SHORT TASK
Identify the lines that include the word "rules", then copy all of them.

[Stored records]
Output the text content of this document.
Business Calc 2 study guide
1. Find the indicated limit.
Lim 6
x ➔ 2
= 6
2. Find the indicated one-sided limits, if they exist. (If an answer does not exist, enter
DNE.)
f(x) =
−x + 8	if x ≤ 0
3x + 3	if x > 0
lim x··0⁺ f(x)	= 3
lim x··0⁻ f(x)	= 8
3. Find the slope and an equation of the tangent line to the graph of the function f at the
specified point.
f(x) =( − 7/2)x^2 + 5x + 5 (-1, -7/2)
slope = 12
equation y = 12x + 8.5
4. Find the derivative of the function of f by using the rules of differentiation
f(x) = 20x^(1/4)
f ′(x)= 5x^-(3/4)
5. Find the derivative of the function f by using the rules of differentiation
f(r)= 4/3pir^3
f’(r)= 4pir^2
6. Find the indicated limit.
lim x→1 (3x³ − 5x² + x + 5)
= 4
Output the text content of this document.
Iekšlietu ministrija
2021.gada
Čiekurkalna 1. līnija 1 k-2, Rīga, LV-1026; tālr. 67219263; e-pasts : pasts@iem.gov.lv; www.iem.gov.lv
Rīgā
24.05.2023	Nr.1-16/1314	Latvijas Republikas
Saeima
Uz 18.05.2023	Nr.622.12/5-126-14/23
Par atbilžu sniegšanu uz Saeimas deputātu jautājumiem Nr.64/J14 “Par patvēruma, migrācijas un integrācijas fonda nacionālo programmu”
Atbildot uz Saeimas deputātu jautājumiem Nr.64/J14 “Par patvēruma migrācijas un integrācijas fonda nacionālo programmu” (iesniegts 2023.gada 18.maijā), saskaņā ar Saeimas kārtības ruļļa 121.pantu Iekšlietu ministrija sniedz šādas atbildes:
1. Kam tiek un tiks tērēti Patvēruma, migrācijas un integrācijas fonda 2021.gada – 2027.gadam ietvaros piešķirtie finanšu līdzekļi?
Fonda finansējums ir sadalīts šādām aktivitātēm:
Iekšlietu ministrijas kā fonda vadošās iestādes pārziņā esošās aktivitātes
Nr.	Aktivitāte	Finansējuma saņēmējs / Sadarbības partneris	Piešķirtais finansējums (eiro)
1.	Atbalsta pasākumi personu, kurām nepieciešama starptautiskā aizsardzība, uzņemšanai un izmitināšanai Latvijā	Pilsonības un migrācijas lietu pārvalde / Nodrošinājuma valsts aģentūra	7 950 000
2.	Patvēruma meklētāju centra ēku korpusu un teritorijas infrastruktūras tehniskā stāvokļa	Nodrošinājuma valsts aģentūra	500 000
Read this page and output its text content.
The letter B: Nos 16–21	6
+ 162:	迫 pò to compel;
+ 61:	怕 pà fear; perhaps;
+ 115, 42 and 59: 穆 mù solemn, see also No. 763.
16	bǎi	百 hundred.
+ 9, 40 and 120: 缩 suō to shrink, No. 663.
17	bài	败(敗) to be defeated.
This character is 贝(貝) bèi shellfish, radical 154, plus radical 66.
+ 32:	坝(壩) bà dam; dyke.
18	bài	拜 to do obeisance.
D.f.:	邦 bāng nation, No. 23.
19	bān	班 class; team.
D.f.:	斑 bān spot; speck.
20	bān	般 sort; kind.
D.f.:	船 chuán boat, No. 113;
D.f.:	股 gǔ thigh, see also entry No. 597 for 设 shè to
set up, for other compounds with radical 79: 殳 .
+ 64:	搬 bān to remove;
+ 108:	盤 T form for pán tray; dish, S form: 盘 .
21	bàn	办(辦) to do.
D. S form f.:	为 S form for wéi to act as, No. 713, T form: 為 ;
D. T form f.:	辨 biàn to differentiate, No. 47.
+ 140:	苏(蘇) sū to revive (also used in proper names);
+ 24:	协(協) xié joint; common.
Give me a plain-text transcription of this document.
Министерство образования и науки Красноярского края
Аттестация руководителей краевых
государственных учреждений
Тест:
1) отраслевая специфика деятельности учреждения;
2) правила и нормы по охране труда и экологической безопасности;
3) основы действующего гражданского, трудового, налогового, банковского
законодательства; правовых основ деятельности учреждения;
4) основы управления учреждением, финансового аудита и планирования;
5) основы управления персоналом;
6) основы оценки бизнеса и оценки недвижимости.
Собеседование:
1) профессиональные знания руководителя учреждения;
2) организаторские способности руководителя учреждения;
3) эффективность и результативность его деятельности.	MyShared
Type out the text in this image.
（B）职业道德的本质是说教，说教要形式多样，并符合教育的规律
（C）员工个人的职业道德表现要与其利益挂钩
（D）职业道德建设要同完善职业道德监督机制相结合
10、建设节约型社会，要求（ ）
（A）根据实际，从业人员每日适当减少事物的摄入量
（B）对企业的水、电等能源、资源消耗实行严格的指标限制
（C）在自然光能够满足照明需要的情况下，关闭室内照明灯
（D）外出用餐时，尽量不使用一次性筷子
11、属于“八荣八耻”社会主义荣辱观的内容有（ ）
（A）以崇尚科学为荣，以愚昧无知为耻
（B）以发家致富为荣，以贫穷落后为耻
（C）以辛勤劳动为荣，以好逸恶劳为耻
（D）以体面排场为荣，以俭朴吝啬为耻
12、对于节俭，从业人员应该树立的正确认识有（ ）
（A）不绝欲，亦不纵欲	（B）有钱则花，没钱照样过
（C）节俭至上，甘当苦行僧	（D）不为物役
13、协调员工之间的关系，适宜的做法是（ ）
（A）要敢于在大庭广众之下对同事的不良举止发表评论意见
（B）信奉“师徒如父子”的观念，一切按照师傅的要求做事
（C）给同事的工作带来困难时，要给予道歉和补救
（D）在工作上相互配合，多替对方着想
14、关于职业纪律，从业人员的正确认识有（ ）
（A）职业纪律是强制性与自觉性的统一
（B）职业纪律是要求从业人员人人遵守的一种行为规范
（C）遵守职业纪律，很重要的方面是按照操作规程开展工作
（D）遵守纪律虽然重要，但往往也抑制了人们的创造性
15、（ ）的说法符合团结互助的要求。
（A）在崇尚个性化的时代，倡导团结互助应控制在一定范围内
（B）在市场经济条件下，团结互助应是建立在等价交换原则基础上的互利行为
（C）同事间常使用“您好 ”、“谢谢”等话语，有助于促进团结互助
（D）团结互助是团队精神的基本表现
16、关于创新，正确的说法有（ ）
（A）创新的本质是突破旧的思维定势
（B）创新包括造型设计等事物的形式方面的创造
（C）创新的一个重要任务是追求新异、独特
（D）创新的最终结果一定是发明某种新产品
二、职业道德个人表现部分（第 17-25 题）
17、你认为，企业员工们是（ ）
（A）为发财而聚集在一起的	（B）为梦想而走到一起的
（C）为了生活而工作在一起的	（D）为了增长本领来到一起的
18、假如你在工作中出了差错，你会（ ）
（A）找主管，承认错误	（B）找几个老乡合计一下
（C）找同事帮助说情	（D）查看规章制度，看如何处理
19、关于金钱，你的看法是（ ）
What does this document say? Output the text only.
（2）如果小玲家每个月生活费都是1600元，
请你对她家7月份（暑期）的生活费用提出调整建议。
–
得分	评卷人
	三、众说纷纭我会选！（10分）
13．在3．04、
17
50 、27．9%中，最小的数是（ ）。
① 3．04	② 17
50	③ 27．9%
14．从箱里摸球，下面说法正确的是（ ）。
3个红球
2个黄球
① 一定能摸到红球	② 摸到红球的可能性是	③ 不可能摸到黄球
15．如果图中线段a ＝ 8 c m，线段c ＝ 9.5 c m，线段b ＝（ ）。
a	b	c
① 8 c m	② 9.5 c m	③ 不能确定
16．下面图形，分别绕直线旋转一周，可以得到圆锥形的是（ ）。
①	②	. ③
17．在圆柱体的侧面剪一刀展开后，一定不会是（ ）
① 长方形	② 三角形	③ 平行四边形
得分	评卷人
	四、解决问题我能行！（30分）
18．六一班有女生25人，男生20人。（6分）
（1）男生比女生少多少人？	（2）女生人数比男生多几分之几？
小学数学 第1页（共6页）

RESPONSE TO THIS EXERCISE
4. Find the derivative of the function of f by using the rules of differentiation
5. Find the derivative of the function f by using the rules of differentiation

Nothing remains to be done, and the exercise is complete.